== Supplied text ==

"china" entries

Four short links: 23 May 2011

Four short links: 23 May 2011

PC in JS, Musical Visualization, S3 Parallel, and Tech-led Ed

  1. PC Emulator in Javascript — days later and it’s mindboggling.
  2. US Home Prices as Opera (Flowing Data) — reminded me of Douglas Adams’s “Dirk Gently’s Holistic Detective Agency” which has software that turns your company’s performance numbers into music. The yearly accounts of most British companies emerged sounding like the Dead March from “Saul”, but in Japan they went for it like a pack of rats. It produced lots of cheery company anthems that started well, but if you were going to criticise you’d probably say that they tended to get a bit loud and squeaky at the end.
  3. s3cmd Parallel — command-line tool with parallel uploads to s3. (via Nelson Minar)
  4. Eight of China’s Top Nine Government Officials are Scientists (Singularity Hub) — the article’s idiotic reduction to performance on standardised tests misses America’s primary strength against China, namely creative and flexible workforce. China will get there, but it’s not there yet.
Four short links: 2 May 2011

Four short links: 2 May 2011

Internet Cafe Culture, Image Processing, Library Mining, and MediaWiki Parsing

  1. Chinese Internet Cafes (Bryce Roberts) — a good quick read. My note: people valued the same things in Internet cafes that they value in public libraries, and the uses are very similar. They pose a similar threat to the already-successful, which is why public libraries are threatened in many Western countries.
  2. SIFT — the Scale Invariant Feature Transform library, built on OpenCV, is a method to detect distinctive, invariant image feature points, which easily can be matched between images to perform tasks such as object detection and recognition, or to compute geometrical transformations between images. The licensing seems dodgy–MIT code but lots of “this isn’t a license to use the patent!” warnings in the LICENSE file. (via Joshua Schachter)
  3. The Secret Life of Libraries (Guardian) — I like the idea of the most-stolen-books revealing something about a region; it’s an aspect of data revealing truth. For a while, Terry Pratchett was the most-shoplifted author in England but newspapers rarely carried articles about him or mentioned his books (because they were genre fiction not “real” literature). (via Brian Flaherty)

===
== Dataset ==

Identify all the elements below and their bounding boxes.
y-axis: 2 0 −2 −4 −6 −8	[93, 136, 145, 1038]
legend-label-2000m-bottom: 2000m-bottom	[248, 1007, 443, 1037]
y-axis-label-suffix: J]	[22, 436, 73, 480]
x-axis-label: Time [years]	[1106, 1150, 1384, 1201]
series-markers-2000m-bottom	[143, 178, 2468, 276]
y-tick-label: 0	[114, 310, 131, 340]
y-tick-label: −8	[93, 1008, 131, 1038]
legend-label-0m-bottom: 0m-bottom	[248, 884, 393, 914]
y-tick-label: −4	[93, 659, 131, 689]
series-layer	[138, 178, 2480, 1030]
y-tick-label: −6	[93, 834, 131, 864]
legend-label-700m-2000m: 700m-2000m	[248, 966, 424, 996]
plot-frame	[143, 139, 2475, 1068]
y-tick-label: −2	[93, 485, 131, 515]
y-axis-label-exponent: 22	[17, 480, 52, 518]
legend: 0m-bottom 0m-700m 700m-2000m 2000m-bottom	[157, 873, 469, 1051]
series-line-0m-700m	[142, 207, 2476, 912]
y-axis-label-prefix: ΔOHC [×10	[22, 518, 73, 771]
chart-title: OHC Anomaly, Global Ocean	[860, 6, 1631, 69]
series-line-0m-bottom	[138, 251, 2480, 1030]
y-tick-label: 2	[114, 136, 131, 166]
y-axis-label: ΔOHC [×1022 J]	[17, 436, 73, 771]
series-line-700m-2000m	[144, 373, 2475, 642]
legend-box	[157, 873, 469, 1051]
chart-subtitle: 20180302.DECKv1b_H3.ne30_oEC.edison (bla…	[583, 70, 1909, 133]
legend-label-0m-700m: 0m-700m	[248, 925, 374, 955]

===

#### Activities
A. In the link roundups, what is the SIFT library built on?
B. Please take the link roundups further, starting after their final sentence.
The lines have nothing to do with the link roundups.

#### Responses to the tasks
A. OpenCV

B.
  4. Sweble — MediaWiki parser library. Until today, Wikitext had been poorly defined. There was no grammar, no defined processing rules, and no defined output like a DOM tree based on a well defined document object model. This is to say, the content of Wikipedia is stored in a format that is not an open standard. The format is defined by 5000 lines of php code (the parse function of MediaWiki). That code may be open source, but it is incomprehensible to most. That’s why there are 30+ failed attempts at writing alternative parsers. (via Dirk Riehle)
Four short links: 26 April 2011

Four short links: 26 April 2011

Android Nook, Market Failure, Social Spread Analysis, and Chinese eBooks

  1. Barnes and Noble Nook Color Gets Android Upgrade (Wired) — was an e-reader, but now Barnes and Noble are offering an upgrade to turn it into a fully-fledged Android tablet. The only thing you won’t be able to do is download apps from the Google marketplace. The Nook retails for $250. (via Glyn Moody)
  2. Anime Site Treats Piracy as Market Failure (Ars Technica) — “In almost all cases, piracy is not an issue of legality,” says Kun Gao, CEO of the anime streaming site Crunchyroll. It’s often a market issue—and Crunchyroll turns a profit by offering anime lovers what they want: legal access to anime shows right after new episodes have aired in Japan. […] Kun claims that piracy drops “60 to 70 percent” for shows carried by Crunchyroll. (via Glyn Moody)
  3. Project Cascade — New York Times project analyzing tweets, retweets, bit.ly uses, and other events in the online lifecycle of stories. Built using Processing and MongoDB. (via Flowing Data)
  4. Survey Indicates e-book Boom in China (Xinhua) — estimates of 613M ebooks read, 23% on mobile phones. Contains the sobering the acceptable price to download an e-book from the Internet is 1.33 yuan (0.2 U.S. dollars), and nearly 54 percent of digital readers say they would pay an average of 3.45 yuan to download e-books. (via Tim O’Reilly)

ePayments Week: Android's predicted ascendance

Android could soon own half the market, NFC Simm cards in China, and Quova challenges developers

Gartner says Android can take half the smartphone market by the end of 2012. Also, China's mobile customers can slip NFC SIMM cards into their handsets, and geolocation company Quova challenges developers.

Hints of iPhone envy in China

An informal poll finds 43% of Chinese phone owners who don't have an iPhone wish they had one.

A survey of Chinese phone owners conducted through the Sina micro-blog service finds that iPhones are a prized possession, while Android interest is tepid and things aren't looking good for Nokia.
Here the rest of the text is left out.